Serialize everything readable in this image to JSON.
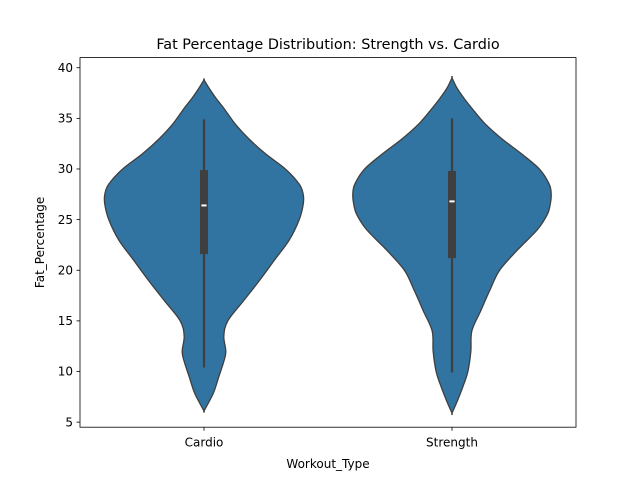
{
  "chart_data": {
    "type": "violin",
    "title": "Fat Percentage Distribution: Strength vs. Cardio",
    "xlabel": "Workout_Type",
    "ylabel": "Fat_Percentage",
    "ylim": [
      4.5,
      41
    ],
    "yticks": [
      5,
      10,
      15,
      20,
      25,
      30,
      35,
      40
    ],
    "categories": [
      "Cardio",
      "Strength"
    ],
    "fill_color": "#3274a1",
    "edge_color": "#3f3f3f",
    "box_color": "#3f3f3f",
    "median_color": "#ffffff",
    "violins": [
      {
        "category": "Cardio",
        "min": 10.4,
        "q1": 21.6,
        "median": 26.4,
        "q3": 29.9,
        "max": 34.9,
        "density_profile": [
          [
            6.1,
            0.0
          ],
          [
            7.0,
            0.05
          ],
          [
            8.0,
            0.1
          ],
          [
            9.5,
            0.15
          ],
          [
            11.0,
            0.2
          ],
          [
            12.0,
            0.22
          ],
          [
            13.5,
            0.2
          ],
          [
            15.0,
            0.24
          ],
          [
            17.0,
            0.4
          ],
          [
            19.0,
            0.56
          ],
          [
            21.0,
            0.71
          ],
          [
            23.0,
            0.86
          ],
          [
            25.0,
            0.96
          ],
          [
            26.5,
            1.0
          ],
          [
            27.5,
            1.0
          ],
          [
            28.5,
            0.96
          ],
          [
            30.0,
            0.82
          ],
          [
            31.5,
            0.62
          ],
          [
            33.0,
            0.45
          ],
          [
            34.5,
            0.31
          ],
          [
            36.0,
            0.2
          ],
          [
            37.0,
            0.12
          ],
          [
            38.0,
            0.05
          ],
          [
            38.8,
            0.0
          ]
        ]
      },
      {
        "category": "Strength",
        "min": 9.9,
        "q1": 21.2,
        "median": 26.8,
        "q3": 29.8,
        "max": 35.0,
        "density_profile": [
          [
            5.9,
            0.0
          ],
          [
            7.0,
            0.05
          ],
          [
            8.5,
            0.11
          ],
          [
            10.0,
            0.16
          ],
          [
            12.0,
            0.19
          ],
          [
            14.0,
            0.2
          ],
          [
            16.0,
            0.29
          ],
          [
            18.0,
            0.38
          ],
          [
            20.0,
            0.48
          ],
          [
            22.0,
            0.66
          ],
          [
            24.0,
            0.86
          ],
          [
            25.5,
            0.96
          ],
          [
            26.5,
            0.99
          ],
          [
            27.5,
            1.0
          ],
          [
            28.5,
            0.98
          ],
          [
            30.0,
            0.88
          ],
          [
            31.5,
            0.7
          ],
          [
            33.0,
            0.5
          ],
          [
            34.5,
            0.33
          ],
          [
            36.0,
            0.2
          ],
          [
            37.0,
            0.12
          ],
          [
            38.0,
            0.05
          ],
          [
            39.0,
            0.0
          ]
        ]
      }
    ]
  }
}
────────────────────
## Required work
Extract every line that has the string "category" in it.

## Solution to the exercise
        "category": "Cardio",
        "category": "Strength",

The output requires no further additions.